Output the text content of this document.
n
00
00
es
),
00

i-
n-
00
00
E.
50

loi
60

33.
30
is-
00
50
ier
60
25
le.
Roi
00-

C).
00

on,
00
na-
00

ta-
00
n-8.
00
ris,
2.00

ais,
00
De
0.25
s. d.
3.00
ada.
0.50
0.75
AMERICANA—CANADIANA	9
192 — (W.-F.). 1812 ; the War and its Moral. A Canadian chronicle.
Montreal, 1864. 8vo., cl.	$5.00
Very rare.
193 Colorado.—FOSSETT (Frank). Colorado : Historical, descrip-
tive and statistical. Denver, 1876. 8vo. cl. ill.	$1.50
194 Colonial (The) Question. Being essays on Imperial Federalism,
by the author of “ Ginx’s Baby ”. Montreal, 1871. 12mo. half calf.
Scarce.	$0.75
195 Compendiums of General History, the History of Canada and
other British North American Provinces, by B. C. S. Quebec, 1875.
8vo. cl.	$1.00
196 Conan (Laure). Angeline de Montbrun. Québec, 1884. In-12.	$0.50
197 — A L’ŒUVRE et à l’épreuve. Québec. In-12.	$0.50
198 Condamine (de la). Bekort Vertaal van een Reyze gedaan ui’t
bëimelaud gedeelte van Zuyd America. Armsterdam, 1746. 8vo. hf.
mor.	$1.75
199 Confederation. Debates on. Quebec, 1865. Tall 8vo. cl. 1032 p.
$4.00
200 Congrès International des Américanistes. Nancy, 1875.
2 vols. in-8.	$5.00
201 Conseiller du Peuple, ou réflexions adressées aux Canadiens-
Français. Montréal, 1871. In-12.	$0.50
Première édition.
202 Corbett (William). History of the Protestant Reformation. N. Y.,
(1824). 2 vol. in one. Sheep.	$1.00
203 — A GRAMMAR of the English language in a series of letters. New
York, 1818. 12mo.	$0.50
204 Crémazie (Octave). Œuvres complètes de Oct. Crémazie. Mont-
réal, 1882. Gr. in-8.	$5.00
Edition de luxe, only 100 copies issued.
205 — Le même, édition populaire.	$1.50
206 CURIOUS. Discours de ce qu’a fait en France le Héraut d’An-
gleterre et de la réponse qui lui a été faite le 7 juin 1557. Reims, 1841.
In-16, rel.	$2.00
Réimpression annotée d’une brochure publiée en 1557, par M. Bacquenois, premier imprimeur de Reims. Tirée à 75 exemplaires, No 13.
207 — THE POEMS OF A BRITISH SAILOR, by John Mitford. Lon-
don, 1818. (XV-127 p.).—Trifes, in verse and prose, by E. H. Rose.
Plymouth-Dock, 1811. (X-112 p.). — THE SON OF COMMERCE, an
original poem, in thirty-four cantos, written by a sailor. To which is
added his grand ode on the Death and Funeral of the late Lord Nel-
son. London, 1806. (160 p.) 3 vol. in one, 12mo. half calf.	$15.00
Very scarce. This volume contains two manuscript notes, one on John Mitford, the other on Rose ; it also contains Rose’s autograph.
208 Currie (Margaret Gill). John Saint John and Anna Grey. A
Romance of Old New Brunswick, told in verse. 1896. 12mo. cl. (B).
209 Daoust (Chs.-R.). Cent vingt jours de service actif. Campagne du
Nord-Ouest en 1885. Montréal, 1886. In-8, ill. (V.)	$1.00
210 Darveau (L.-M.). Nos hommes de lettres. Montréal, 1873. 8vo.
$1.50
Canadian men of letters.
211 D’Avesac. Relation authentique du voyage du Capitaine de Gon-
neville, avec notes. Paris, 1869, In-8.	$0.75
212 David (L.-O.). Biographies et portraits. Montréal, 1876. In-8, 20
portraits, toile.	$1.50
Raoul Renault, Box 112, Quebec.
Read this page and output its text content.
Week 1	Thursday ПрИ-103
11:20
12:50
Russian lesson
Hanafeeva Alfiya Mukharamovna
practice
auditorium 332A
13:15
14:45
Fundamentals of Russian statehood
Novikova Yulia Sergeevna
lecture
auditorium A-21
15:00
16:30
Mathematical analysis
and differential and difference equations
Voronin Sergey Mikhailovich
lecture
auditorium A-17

=-=-=

Point out every line holding the string "Québec" and copy it.

196 Conan (Laure). Angeline de Montbrun. Québec, 1884. In-12.	$0.50
197 — A L’ŒUVRE et à l’épreuve. Québec. In-12.	$0.50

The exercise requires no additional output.